** begin EXERCISE DATA **

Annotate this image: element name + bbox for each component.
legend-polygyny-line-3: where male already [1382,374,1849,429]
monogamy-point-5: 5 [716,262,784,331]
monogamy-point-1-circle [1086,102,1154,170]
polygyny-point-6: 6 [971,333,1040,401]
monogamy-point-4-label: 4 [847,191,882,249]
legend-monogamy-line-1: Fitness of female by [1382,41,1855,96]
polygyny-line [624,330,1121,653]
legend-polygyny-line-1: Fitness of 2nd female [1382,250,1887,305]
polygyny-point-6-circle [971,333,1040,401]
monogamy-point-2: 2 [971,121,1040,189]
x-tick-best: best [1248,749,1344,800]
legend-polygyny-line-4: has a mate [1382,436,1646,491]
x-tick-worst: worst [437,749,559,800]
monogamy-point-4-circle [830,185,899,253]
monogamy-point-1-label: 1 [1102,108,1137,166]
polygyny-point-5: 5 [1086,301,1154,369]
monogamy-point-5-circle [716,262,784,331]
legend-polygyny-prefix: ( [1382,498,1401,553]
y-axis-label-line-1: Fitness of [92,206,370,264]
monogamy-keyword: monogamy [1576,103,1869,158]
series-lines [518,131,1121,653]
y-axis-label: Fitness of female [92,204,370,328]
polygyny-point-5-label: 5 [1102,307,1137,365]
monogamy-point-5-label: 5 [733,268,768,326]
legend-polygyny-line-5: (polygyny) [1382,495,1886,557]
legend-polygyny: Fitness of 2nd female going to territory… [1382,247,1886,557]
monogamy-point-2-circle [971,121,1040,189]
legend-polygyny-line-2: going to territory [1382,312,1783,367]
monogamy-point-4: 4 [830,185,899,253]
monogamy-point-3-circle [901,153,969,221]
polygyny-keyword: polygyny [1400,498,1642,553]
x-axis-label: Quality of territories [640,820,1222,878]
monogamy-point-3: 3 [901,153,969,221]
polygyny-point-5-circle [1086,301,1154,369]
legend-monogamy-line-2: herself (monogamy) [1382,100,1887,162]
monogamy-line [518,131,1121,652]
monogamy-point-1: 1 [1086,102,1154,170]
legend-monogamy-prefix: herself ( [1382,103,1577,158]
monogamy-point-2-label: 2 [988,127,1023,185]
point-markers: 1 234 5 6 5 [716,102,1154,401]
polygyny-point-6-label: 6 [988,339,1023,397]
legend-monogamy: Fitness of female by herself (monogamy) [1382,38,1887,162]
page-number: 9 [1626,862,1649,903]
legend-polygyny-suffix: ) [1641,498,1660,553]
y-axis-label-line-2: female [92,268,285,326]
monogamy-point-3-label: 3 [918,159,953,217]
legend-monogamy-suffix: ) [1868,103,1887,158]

** end EXERCISE DATA **

- **EXERCISE TASK**
Rename every "circle" in the data to "dot", and leave everything else unchanged.

- **FULL ANSWER**
Annotate this image: element name + bbox for each component.
legend-polygyny-line-3: where male already [1382,374,1849,429]
monogamy-point-5: 5 [716,262,784,331]
monogamy-point-1-dot [1086,102,1154,170]
polygyny-point-6: 6 [971,333,1040,401]
monogamy-point-4-label: 4 [847,191,882,249]
legend-monogamy-line-1: Fitness of female by [1382,41,1855,96]
polygyny-line [624,330,1121,653]
legend-polygyny-line-1: Fitness of 2nd female [1382,250,1887,305]
polygyny-point-6-dot [971,333,1040,401]
monogamy-point-2: 2 [971,121,1040,189]
x-tick-best: best [1248,749,1344,800]
legend-polygyny-line-4: has a mate [1382,436,1646,491]
x-tick-worst: worst [437,749,559,800]
monogamy-point-4-dot [830,185,899,253]
monogamy-point-1-label: 1 [1102,108,1137,166]
polygyny-point-5: 5 [1086,301,1154,369]
monogamy-point-5-dot [716,262,784,331]
legend-polygyny-prefix: ( [1382,498,1401,553]
y-axis-label-line-1: Fitness of [92,206,370,264]
monogamy-keyword: monogamy [1576,103,1869,158]
series-lines [518,131,1121,653]
y-axis-label: Fitness of female [92,204,370,328]
polygyny-point-5-label: 5 [1102,307,1137,365]
monogamy-point-5-label: 5 [733,268,768,326]
legend-polygyny-line-5: (polygyny) [1382,495,1886,557]
legend-polygyny: Fitness of 2nd female going to territory… [1382,247,1886,557]
monogamy-point-2-dot [971,121,1040,189]
legend-polygyny-line-2: going to territory [1382,312,1783,367]
monogamy-point-4: 4 [830,185,899,253]
monogamy-point-3-dot [901,153,969,221]
polygyny-keyword: polygyny [1400,498,1642,553]
x-axis-label: Quality of territories [640,820,1222,878]
monogamy-point-3: 3 [901,153,969,221]
polygyny-point-5-dot [1086,301,1154,369]
legend-monogamy-line-2: herself (monogamy) [1382,100,1887,162]
monogamy-line [518,131,1121,652]
monogamy-point-1: 1 [1086,102,1154,170]
legend-monogamy-prefix: herself ( [1382,103,1577,158]
monogamy-point-2-label: 2 [988,127,1023,185]
point-markers: 1 234 5 6 5 [716,102,1154,401]
polygyny-point-6-label: 6 [988,339,1023,397]
legend-monogamy: Fitness of female by herself (monogamy) [1382,38,1887,162]
page-number: 9 [1626,862,1649,903]
legend-polygyny-suffix: ) [1641,498,1660,553]
y-axis-label-line-2: female [92,268,285,326]
monogamy-point-3-label: 3 [918,159,953,217]
legend-monogamy-suffix: ) [1868,103,1887,158]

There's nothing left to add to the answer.